Wherever the word "have" appears in the entries, copy the whole line.

------ WORKING DATA

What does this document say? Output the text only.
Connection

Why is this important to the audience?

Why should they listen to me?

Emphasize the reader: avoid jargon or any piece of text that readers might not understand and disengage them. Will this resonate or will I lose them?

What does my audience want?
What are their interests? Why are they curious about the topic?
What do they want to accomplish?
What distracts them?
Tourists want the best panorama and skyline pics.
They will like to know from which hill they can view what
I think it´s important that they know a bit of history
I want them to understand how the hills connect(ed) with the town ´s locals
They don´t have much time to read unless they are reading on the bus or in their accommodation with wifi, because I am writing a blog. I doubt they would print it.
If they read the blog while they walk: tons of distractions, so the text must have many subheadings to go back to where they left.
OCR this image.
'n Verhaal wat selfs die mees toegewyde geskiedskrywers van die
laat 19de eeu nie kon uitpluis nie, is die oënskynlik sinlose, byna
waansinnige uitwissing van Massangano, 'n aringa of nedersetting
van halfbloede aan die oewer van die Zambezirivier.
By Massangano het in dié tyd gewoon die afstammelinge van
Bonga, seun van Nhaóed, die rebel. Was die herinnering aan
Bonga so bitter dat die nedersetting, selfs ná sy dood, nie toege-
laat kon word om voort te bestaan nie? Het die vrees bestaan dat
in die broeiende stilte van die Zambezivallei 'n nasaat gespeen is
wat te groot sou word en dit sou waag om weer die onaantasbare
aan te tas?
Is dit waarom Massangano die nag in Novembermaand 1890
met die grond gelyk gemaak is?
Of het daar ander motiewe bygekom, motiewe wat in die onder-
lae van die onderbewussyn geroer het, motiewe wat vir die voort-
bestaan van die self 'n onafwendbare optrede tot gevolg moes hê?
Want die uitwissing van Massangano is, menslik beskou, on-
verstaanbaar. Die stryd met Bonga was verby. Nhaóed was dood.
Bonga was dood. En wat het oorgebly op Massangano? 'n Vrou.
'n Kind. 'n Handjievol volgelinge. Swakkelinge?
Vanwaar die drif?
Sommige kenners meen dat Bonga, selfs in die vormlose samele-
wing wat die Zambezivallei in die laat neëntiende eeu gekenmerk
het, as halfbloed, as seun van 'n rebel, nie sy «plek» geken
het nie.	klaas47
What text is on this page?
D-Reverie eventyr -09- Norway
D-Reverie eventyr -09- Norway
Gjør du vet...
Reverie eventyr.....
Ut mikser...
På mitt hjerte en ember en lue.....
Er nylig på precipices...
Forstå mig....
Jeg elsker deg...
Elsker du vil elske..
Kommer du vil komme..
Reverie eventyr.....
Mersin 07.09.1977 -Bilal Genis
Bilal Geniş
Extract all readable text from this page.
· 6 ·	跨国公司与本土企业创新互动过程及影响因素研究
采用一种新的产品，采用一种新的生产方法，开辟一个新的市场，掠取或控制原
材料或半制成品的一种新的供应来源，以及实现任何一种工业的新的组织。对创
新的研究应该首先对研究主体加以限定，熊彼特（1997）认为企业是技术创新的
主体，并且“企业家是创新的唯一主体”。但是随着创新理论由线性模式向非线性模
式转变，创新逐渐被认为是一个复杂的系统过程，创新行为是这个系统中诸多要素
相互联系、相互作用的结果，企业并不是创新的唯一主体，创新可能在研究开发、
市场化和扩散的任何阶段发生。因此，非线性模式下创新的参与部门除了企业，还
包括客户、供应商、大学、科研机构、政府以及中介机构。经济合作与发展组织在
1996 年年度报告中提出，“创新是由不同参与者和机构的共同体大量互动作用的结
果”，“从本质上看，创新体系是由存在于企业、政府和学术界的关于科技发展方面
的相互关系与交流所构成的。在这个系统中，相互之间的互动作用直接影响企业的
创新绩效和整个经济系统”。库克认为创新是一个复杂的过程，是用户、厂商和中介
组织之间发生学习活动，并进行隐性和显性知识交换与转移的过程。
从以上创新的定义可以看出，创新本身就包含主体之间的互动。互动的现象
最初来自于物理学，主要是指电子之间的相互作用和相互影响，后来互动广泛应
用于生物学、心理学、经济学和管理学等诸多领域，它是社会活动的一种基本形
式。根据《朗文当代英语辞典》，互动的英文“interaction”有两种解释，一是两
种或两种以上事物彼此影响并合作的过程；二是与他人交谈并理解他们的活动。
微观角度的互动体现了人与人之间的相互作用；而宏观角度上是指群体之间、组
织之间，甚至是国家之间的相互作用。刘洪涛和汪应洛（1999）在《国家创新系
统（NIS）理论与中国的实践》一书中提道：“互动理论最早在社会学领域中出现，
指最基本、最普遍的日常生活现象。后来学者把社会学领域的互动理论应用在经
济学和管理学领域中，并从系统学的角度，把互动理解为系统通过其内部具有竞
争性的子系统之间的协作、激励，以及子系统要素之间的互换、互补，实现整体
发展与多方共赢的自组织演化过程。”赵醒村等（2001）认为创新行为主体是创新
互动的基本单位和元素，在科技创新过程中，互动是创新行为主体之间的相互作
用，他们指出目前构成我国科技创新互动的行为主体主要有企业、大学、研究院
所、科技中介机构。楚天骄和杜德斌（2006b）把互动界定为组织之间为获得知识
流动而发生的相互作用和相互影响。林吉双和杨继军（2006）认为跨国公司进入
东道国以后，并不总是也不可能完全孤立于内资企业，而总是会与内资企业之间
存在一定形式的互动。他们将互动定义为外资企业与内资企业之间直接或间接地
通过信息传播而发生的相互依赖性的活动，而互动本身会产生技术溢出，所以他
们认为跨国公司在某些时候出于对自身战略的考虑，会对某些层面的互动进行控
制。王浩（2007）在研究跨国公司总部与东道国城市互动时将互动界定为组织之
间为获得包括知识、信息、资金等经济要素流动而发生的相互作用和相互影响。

------------

* **WRITTEN ANSWER**:
They don´t have much time to read unless they are reading on the bus or in their accommodation with wifi, because I am writing a blog. I doubt they would print it.
If they read the blog while they walk: tons of distractions, so the text must have many subheadings to go back to where they left.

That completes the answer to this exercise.